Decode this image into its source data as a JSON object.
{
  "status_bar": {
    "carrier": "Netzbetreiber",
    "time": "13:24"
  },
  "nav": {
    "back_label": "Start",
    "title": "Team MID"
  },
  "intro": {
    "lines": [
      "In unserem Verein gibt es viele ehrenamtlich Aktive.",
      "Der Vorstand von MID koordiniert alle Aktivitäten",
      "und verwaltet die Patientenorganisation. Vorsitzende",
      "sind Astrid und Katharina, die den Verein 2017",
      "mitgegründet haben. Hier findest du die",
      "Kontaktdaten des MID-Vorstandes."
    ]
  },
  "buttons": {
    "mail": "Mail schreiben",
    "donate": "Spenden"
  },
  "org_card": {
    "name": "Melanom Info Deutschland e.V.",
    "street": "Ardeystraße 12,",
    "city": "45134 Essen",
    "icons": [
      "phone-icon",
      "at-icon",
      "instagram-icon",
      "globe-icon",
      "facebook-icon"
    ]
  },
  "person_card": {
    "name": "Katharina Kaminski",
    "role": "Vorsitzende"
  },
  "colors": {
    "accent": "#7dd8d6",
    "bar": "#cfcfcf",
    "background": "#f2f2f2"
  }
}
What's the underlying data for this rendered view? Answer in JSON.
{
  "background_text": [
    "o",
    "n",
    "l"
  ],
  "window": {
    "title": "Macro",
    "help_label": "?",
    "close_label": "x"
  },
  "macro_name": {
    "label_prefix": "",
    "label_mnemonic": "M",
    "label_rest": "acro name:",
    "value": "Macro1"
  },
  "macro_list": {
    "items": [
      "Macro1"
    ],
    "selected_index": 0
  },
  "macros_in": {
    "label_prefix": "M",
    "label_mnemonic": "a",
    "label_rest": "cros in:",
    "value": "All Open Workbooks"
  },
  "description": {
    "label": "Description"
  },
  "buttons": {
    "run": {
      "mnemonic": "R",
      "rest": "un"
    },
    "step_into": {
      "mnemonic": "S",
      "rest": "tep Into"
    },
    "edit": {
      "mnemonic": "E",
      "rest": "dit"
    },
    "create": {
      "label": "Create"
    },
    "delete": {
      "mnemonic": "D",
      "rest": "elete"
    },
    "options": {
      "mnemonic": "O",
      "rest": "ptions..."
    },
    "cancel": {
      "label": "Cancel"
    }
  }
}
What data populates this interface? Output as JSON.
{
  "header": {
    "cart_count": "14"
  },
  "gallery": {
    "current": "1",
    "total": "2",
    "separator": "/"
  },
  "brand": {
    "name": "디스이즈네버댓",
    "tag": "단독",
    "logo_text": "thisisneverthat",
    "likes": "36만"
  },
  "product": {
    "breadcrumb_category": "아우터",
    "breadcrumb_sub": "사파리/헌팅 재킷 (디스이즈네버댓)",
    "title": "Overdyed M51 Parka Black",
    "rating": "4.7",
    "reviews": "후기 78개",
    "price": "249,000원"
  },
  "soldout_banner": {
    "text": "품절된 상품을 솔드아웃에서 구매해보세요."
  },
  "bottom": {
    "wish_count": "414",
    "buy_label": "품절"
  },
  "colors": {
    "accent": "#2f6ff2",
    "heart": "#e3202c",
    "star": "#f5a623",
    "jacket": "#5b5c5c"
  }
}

________

*What the task asks*.
All records above must be set down exactly, please.

*Problem solution*.
Decode this image into its source data as a JSON object.
{
  "status_bar": {
    "carrier": "Netzbetreiber",
    "time": "13:24"
  },
  "nav": {
    "back_label": "Start",
    "title": "Team MID"
  },
  "intro": {
    "lines": [
      "In unserem Verein gibt es viele ehrenamtlich Aktive.",
      "Der Vorstand von MID koordiniert alle Aktivitäten",
      "und verwaltet die Patientenorganisation. Vorsitzende",
      "sind Astrid und Katharina, die den Verein 2017",
      "mitgegründet haben. Hier findest du die",
      "Kontaktdaten des MID-Vorstandes."
    ]
  },
  "buttons": {
    "mail": "Mail schreiben",
    "donate": "Spenden"
  },
  "org_card": {
    "name": "Melanom Info Deutschland e.V.",
    "street": "Ardeystraße 12,",
    "city": "45134 Essen",
    "icons": [
      "phone-icon",
      "at-icon",
      "instagram-icon",
      "globe-icon",
      "facebook-icon"
    ]
  },
  "person_card": {
    "name": "Katharina Kaminski",
    "role": "Vorsitzende"
  },
  "colors": {
    "accent": "#7dd8d6",
    "bar": "#cfcfcf",
    "background": "#f2f2f2"
  }
}
What's the underlying data for this rendered view? Answer in JSON.
{
  "background_text": [
    "o",
    "n",
    "l"
  ],
  "window": {
    "title": "Macro",
    "help_label": "?",
    "close_label": "x"
  },
  "macro_name": {
    "label_prefix": "",
    "label_mnemonic": "M",
    "label_rest": "acro name:",
    "value": "Macro1"
  },
  "macro_list": {
    "items": [
      "Macro1"
    ],
    "selected_index": 0
  },
  "macros_in": {
    "label_prefix": "M",
    "label_mnemonic": "a",
    "label_rest": "cros in:",
    "value": "All Open Workbooks"
  },
  "description": {
    "label": "Description"
  },
  "buttons": {
    "run": {
      "mnemonic": "R",
      "rest": "un"
    },
    "step_into": {
      "mnemonic": "S",
      "rest": "tep Into"
    },
    "edit": {
      "mnemonic": "E",
      "rest": "dit"
    },
    "create": {
      "label": "Create"
    },
    "delete": {
      "mnemonic": "D",
      "rest": "elete"
    },
    "options": {
      "mnemonic": "O",
      "rest": "ptions..."
    },
    "cancel": {
      "label": "Cancel"
    }
  }
}
What data populates this interface? Output as JSON.
{
  "header": {
    "cart_count": "14"
  },
  "gallery": {
    "current": "1",
    "total": "2",
    "separator": "/"
  },
  "brand": {
    "name": "디스이즈네버댓",
    "tag": "단독",
    "logo_text": "thisisneverthat",
    "likes": "36만"
  },
  "product": {
    "breadcrumb_category": "아우터",
    "breadcrumb_sub": "사파리/헌팅 재킷 (디스이즈네버댓)",
    "title": "Overdyed M51 Parka Black",
    "rating": "4.7",
    "reviews": "후기 78개",
    "price": "249,000원"
  },
  "soldout_banner": {
    "text": "품절된 상품을 솔드아웃에서 구매해보세요."
  },
  "bottom": {
    "wish_count": "414",
    "buy_label": "품절"
  },
  "colors": {
    "accent": "#2f6ff2",
    "heart": "#e3202c",
    "star": "#f5a623",
    "jacket": "#5b5c5c"
  }
}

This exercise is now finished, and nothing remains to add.